**Given exercise:** Could you write out the records below exactly as they appear?

Dataset entries
——————————

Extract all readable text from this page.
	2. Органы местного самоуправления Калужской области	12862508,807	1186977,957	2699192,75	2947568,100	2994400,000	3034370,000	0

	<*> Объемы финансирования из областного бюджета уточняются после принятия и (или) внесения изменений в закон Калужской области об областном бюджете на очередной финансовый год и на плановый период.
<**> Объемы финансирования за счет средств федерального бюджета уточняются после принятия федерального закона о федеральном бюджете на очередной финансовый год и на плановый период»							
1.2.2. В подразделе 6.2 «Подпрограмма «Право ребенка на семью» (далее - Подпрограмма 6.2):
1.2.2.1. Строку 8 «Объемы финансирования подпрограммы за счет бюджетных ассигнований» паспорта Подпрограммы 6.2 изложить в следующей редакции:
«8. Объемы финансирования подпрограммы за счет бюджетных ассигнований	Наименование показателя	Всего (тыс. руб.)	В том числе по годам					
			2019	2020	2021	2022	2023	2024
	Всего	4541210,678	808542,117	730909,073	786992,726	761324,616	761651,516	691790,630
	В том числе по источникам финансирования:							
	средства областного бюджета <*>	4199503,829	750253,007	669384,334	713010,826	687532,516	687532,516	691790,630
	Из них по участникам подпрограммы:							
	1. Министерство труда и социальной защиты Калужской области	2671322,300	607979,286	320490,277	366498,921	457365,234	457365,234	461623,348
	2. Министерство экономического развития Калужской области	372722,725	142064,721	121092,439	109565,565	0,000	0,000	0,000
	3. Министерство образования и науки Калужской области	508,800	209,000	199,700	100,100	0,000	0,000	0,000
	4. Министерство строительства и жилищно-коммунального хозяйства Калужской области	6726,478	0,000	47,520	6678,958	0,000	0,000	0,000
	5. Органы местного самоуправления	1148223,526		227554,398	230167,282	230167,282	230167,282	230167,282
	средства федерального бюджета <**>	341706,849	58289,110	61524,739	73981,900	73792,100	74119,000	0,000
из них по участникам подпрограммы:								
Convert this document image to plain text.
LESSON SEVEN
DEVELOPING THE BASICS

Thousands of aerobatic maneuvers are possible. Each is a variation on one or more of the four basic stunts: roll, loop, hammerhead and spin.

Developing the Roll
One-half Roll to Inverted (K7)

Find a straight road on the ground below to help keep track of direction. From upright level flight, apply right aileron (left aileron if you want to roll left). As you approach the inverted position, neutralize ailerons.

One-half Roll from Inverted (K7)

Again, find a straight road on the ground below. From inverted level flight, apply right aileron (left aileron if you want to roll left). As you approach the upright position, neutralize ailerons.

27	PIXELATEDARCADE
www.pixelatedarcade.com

——————————

**Reply:**
Extract all readable text from this page.
	2. Органы местного самоуправления Калужской области	12862508,807	1186977,957	2699192,75	2947568,100	2994400,000	3034370,000	0

	<*> Объемы финансирования из областного бюджета уточняются после принятия и (или) внесения изменений в закон Калужской области об областном бюджете на очередной финансовый год и на плановый период.
<**> Объемы финансирования за счет средств федерального бюджета уточняются после принятия федерального закона о федеральном бюджете на очередной финансовый год и на плановый период»							
1.2.2. В подразделе 6.2 «Подпрограмма «Право ребенка на семью» (далее - Подпрограмма 6.2):
1.2.2.1. Строку 8 «Объемы финансирования подпрограммы за счет бюджетных ассигнований» паспорта Подпрограммы 6.2 изложить в следующей редакции:
«8. Объемы финансирования подпрограммы за счет бюджетных ассигнований	Наименование показателя	Всего (тыс. руб.)	В том числе по годам					
			2019	2020	2021	2022	2023	2024
	Всего	4541210,678	808542,117	730909,073	786992,726	761324,616	761651,516	691790,630
	В том числе по источникам финансирования:							
	средства областного бюджета <*>	4199503,829	750253,007	669384,334	713010,826	687532,516	687532,516	691790,630
	Из них по участникам подпрограммы:							
	1. Министерство труда и социальной защиты Калужской области	2671322,300	607979,286	320490,277	366498,921	457365,234	457365,234	461623,348
	2. Министерство экономического развития Калужской области	372722,725	142064,721	121092,439	109565,565	0,000	0,000	0,000
	3. Министерство образования и науки Калужской области	508,800	209,000	199,700	100,100	0,000	0,000	0,000
	4. Министерство строительства и жилищно-коммунального хозяйства Калужской области	6726,478	0,000	47,520	6678,958	0,000	0,000	0,000
	5. Органы местного самоуправления	1148223,526		227554,398	230167,282	230167,282	230167,282	230167,282
	средства федерального бюджета <**>	341706,849	58289,110	61524,739	73981,900	73792,100	74119,000	0,000
из них по участникам подпрограммы:								
Convert this document image to plain text.
LESSON SEVEN
DEVELOPING THE BASICS

Thousands of aerobatic maneuvers are possible. Each is a variation on one or more of the four basic stunts: roll, loop, hammerhead and spin.

Developing the Roll
One-half Roll to Inverted (K7)

Find a straight road on the ground below to help keep track of direction. From upright level flight, apply right aileron (left aileron if you want to roll left). As you approach the inverted position, neutralize ailerons.

One-half Roll from Inverted (K7)

Again, find a straight road on the ground below. From inverted level flight, apply right aileron (left aileron if you want to roll left). As you approach the upright position, neutralize ailerons.

27	PIXELATEDARCADE
www.pixelatedarcade.com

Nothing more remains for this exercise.